━━━ Listed entries ━━━

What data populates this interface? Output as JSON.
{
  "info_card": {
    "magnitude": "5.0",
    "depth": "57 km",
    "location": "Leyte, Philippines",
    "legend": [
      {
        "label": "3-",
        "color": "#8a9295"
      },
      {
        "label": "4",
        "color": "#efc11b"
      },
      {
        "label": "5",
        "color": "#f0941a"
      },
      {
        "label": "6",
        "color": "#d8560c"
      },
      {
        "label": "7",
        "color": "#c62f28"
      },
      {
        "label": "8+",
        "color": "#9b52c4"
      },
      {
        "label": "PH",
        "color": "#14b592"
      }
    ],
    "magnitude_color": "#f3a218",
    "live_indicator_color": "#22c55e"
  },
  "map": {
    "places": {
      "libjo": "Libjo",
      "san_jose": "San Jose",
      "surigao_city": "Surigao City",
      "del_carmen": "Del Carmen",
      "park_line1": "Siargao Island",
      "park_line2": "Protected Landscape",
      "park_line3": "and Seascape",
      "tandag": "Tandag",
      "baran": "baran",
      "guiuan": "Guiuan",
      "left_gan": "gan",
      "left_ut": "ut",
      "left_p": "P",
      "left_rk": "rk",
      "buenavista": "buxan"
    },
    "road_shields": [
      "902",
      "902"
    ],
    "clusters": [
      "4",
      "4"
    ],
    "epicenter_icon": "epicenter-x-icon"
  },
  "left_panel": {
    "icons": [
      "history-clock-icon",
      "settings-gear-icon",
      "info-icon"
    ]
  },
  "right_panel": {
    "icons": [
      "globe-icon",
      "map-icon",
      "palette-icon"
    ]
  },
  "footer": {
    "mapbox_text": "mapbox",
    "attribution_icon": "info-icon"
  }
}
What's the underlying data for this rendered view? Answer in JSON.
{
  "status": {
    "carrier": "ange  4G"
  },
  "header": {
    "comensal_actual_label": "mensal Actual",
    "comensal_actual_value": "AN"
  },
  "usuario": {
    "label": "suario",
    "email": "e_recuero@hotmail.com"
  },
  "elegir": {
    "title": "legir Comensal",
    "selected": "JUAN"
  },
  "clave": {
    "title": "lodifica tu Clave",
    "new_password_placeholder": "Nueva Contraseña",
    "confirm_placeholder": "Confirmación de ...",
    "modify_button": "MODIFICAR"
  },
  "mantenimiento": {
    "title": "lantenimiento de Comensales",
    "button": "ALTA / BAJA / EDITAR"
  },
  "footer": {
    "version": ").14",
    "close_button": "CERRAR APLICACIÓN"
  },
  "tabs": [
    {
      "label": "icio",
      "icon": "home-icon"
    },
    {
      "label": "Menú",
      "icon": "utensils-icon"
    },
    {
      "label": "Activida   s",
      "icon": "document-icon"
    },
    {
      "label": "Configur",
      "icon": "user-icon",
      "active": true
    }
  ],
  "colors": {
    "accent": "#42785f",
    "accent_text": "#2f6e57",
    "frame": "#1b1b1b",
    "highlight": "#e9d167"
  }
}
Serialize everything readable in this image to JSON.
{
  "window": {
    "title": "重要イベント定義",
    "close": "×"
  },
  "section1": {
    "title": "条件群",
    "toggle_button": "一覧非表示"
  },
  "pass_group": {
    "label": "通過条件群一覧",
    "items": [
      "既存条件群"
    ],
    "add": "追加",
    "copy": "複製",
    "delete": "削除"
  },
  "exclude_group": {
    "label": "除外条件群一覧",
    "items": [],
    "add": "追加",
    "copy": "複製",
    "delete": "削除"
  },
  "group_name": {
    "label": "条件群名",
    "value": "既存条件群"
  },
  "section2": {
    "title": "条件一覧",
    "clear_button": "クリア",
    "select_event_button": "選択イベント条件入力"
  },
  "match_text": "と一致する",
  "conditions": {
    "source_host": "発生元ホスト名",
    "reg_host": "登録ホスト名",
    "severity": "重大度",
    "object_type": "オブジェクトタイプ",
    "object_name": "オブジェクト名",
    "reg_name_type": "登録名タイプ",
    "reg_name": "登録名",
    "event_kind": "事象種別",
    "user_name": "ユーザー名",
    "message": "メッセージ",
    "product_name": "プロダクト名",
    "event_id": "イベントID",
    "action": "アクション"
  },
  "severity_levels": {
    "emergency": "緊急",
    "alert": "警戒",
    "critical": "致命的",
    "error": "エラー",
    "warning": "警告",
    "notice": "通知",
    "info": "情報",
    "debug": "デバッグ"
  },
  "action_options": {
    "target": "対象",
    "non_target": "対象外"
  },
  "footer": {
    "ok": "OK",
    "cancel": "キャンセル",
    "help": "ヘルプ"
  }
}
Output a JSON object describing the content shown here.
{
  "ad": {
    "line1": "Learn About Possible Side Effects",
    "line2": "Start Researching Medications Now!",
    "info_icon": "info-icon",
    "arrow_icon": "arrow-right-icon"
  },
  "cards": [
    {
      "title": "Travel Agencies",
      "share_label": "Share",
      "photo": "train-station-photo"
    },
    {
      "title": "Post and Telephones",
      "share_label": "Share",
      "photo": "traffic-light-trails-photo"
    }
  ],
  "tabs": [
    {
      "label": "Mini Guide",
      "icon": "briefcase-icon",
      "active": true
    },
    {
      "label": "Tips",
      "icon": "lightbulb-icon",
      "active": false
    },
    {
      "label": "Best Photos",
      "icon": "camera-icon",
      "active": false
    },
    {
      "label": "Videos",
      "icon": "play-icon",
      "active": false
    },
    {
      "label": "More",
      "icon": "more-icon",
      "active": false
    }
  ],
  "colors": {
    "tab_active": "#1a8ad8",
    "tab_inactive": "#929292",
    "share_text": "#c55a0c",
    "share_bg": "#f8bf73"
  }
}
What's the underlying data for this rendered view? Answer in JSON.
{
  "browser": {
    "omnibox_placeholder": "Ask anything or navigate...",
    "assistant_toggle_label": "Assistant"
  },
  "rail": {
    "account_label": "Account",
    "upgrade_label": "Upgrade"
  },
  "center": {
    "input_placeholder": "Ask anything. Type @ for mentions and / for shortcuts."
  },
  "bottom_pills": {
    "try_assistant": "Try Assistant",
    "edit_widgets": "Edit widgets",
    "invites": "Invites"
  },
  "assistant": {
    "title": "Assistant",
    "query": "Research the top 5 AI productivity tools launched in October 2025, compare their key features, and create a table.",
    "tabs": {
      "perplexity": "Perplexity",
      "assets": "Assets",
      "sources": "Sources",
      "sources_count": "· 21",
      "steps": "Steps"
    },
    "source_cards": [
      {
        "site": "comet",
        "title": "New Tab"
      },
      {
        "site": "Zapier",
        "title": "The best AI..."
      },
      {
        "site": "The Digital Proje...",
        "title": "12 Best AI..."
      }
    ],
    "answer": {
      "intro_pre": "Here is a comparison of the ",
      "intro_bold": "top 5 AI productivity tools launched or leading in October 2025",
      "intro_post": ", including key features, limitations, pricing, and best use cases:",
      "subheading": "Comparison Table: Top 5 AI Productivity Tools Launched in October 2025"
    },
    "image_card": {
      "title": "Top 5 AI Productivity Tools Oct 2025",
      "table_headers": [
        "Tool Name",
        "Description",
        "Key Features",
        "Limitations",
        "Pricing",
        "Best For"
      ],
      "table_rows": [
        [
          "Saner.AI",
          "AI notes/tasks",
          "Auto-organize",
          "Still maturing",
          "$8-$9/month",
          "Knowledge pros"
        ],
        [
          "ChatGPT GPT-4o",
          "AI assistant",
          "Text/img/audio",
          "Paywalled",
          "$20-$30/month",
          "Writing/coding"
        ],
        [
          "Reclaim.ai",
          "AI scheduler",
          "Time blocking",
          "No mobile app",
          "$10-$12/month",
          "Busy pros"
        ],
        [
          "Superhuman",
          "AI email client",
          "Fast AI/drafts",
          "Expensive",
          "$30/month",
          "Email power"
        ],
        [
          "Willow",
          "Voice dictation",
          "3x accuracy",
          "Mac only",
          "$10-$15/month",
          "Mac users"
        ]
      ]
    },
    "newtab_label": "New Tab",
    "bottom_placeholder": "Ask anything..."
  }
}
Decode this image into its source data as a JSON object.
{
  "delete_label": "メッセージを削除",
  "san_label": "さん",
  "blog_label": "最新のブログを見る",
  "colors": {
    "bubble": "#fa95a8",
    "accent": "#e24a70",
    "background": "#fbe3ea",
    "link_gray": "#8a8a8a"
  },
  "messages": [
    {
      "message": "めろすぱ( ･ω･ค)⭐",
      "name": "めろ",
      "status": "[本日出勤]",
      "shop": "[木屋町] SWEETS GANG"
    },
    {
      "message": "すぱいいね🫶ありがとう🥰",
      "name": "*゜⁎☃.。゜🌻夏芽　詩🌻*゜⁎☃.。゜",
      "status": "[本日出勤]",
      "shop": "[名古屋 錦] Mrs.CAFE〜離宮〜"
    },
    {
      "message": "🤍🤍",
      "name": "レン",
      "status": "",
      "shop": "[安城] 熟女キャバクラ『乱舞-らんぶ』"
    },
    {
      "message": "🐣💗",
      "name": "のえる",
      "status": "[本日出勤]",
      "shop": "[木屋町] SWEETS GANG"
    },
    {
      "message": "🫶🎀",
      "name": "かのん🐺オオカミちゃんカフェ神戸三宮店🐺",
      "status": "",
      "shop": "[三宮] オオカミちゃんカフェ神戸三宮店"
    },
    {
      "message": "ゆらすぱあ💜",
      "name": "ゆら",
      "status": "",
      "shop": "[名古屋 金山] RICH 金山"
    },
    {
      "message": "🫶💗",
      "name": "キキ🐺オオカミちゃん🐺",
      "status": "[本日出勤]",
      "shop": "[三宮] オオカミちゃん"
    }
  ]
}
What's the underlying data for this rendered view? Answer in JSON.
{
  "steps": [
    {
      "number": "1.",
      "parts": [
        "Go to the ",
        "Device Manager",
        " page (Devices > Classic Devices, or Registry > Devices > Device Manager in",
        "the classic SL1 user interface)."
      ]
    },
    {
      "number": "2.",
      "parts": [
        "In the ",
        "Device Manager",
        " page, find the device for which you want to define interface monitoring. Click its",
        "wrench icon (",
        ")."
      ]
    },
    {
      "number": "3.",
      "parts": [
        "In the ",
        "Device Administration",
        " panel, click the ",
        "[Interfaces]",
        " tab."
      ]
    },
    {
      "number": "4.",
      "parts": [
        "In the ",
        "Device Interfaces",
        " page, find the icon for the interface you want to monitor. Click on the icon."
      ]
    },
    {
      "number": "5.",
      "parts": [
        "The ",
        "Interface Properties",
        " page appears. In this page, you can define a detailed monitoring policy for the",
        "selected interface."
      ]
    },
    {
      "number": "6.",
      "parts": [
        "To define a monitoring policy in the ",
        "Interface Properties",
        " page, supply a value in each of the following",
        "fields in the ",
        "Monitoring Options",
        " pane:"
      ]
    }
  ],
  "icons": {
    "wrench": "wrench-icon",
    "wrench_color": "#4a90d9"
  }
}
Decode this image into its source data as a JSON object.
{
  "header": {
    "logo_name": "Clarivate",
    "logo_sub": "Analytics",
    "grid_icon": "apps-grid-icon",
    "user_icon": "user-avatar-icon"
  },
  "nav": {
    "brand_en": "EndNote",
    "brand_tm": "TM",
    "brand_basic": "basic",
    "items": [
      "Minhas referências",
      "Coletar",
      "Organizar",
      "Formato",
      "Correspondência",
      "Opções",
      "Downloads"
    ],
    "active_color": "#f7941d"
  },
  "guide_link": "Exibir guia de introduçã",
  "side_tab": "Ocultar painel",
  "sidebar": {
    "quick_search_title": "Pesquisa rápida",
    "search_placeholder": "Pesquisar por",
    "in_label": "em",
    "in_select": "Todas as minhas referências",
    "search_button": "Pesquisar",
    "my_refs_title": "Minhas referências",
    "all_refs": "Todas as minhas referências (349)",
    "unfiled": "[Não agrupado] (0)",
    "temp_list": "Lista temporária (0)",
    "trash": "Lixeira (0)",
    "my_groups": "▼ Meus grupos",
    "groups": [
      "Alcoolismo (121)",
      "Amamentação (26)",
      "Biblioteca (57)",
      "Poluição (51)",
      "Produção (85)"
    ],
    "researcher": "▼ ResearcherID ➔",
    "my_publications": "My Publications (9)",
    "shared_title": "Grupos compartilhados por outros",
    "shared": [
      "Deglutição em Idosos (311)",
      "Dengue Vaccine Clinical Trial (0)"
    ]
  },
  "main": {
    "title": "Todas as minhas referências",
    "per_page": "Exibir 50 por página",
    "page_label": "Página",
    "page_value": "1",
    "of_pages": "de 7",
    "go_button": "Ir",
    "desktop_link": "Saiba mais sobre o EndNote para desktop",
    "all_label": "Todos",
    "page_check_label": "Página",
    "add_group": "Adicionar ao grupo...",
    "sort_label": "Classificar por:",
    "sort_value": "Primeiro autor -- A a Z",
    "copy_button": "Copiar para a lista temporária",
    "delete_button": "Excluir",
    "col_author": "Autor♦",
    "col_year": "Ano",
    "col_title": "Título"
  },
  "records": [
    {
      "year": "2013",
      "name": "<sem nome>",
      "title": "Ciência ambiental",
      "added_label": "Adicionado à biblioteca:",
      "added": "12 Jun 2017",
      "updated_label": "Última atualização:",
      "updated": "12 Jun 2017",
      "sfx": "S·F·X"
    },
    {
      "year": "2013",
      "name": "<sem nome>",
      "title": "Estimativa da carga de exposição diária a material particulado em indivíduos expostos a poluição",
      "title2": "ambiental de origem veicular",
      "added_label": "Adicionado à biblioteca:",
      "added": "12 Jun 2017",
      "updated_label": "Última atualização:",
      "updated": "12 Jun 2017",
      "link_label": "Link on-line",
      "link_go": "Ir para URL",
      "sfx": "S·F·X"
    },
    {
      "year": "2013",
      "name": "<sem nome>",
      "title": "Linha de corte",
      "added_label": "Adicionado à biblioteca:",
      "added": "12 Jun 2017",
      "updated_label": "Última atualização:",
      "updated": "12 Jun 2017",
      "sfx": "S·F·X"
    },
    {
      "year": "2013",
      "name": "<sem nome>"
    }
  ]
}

━━━

__Task details__. Using the records above, list each line that includes "para".

__Answer in full__.
    "desktop_link": "Saiba mais sobre o EndNote para desktop",
    "copy_button": "Copiar para a lista temporária",
      "link_go": "Ir para URL",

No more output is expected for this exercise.